--- START SOURCE RECORDS ---

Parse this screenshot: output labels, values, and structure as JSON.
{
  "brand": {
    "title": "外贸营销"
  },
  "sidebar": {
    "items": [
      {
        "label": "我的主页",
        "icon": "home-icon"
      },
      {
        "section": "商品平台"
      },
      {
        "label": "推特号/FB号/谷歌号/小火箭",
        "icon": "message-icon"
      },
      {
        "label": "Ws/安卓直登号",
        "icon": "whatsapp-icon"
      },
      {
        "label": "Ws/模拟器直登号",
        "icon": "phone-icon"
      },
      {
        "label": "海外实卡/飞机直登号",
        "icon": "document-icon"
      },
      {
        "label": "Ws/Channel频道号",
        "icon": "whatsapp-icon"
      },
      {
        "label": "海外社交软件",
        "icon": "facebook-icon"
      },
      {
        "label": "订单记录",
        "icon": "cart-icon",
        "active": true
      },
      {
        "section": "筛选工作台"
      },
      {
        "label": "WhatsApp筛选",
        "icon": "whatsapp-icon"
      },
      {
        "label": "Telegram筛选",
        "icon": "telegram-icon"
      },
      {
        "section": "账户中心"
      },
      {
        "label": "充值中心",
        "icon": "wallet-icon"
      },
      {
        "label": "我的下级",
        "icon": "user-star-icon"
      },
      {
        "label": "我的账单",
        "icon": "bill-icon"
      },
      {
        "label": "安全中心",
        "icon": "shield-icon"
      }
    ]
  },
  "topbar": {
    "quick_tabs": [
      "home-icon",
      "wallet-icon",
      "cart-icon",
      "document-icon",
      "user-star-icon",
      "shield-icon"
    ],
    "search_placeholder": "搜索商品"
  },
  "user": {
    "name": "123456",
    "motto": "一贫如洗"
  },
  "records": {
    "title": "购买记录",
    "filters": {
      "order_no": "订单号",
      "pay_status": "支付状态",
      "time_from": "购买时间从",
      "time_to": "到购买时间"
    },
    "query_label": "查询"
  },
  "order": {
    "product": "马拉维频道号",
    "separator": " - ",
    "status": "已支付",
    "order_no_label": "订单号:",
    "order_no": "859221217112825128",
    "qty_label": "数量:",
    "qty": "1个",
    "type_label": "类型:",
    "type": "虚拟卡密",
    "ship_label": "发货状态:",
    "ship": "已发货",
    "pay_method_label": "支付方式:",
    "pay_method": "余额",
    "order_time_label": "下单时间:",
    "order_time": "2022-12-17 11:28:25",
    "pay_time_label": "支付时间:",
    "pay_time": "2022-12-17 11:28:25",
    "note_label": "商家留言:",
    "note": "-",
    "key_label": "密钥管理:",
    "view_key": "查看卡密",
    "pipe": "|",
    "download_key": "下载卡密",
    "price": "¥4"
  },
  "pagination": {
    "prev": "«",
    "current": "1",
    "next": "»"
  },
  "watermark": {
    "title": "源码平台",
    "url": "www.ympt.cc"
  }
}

--- END SOURCE RECORDS ---

| WHAT THIS TASK INVOLVES |
Reproduce each entry above exactly, keeping every word.

| WRITTEN ANSWER |
Parse this screenshot: output labels, values, and structure as JSON.
{
  "brand": {
    "title": "外贸营销"
  },
  "sidebar": {
    "items": [
      {
        "label": "我的主页",
        "icon": "home-icon"
      },
      {
        "section": "商品平台"
      },
      {
        "label": "推特号/FB号/谷歌号/小火箭",
        "icon": "message-icon"
      },
      {
        "label": "Ws/安卓直登号",
        "icon": "whatsapp-icon"
      },
      {
        "label": "Ws/模拟器直登号",
        "icon": "phone-icon"
      },
      {
        "label": "海外实卡/飞机直登号",
        "icon": "document-icon"
      },
      {
        "label": "Ws/Channel频道号",
        "icon": "whatsapp-icon"
      },
      {
        "label": "海外社交软件",
        "icon": "facebook-icon"
      },
      {
        "label": "订单记录",
        "icon": "cart-icon",
        "active": true
      },
      {
        "section": "筛选工作台"
      },
      {
        "label": "WhatsApp筛选",
        "icon": "whatsapp-icon"
      },
      {
        "label": "Telegram筛选",
        "icon": "telegram-icon"
      },
      {
        "section": "账户中心"
      },
      {
        "label": "充值中心",
        "icon": "wallet-icon"
      },
      {
        "label": "我的下级",
        "icon": "user-star-icon"
      },
      {
        "label": "我的账单",
        "icon": "bill-icon"
      },
      {
        "label": "安全中心",
        "icon": "shield-icon"
      }
    ]
  },
  "topbar": {
    "quick_tabs": [
      "home-icon",
      "wallet-icon",
      "cart-icon",
      "document-icon",
      "user-star-icon",
      "shield-icon"
    ],
    "search_placeholder": "搜索商品"
  },
  "user": {
    "name": "123456",
    "motto": "一贫如洗"
  },
  "records": {
    "title": "购买记录",
    "filters": {
      "order_no": "订单号",
      "pay_status": "支付状态",
      "time_from": "购买时间从",
      "time_to": "到购买时间"
    },
    "query_label": "查询"
  },
  "order": {
    "product": "马拉维频道号",
    "separator": " - ",
    "status": "已支付",
    "order_no_label": "订单号:",
    "order_no": "859221217112825128",
    "qty_label": "数量:",
    "qty": "1个",
    "type_label": "类型:",
    "type": "虚拟卡密",
    "ship_label": "发货状态:",
    "ship": "已发货",
    "pay_method_label": "支付方式:",
    "pay_method": "余额",
    "order_time_label": "下单时间:",
    "order_time": "2022-12-17 11:28:25",
    "pay_time_label": "支付时间:",
    "pay_time": "2022-12-17 11:28:25",
    "note_label": "商家留言:",
    "note": "-",
    "key_label": "密钥管理:",
    "view_key": "查看卡密",
    "pipe": "|",
    "download_key": "下载卡密",
    "price": "¥4"
  },
  "pagination": {
    "prev": "«",
    "current": "1",
    "next": "»"
  },
  "watermark": {
    "title": "源码平台",
    "url": "www.ympt.cc"
  }
}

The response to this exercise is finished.